### [Exercise directions]
Can you print every record below exactly as written?

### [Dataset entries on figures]
----

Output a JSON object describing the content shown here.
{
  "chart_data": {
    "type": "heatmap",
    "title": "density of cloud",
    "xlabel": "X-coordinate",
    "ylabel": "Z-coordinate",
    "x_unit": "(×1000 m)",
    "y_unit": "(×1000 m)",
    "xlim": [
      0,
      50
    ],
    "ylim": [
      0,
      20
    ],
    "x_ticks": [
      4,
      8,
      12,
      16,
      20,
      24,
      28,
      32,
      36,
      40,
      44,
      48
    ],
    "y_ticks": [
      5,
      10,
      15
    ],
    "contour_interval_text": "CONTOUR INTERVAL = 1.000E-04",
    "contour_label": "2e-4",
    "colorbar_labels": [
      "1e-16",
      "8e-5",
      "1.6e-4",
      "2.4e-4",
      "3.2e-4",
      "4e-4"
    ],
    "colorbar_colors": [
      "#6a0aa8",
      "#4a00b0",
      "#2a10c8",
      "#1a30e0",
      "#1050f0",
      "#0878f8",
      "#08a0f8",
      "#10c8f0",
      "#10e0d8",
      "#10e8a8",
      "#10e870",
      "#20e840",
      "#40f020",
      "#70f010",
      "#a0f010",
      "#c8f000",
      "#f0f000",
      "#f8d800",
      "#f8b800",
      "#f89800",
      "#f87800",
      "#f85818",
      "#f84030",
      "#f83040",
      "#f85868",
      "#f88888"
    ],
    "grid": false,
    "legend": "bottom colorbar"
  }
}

----

### [Answer to this task]
Output a JSON object describing the content shown here.
{
  "chart_data": {
    "type": "heatmap",
    "title": "density of cloud",
    "xlabel": "X-coordinate",
    "ylabel": "Z-coordinate",
    "x_unit": "(×1000 m)",
    "y_unit": "(×1000 m)",
    "xlim": [
      0,
      50
    ],
    "ylim": [
      0,
      20
    ],
    "x_ticks": [
      4,
      8,
      12,
      16,
      20,
      24,
      28,
      32,
      36,
      40,
      44,
      48
    ],
    "y_ticks": [
      5,
      10,
      15
    ],
    "contour_interval_text": "CONTOUR INTERVAL = 1.000E-04",
    "contour_label": "2e-4",
    "colorbar_labels": [
      "1e-16",
      "8e-5",
      "1.6e-4",
      "2.4e-4",
      "3.2e-4",
      "4e-4"
    ],
    "colorbar_colors": [
      "#6a0aa8",
      "#4a00b0",
      "#2a10c8",
      "#1a30e0",
      "#1050f0",
      "#0878f8",
      "#08a0f8",
      "#10c8f0",
      "#10e0d8",
      "#10e8a8",
      "#10e870",
      "#20e840",
      "#40f020",
      "#70f010",
      "#a0f010",
      "#c8f000",
      "#f0f000",
      "#f8d800",
      "#f8b800",
      "#f89800",
      "#f87800",
      "#f85818",
      "#f84030",
      "#f83040",
      "#f85868",
      "#f88888"
    ],
    "grid": false,
    "legend": "bottom colorbar"
  }
}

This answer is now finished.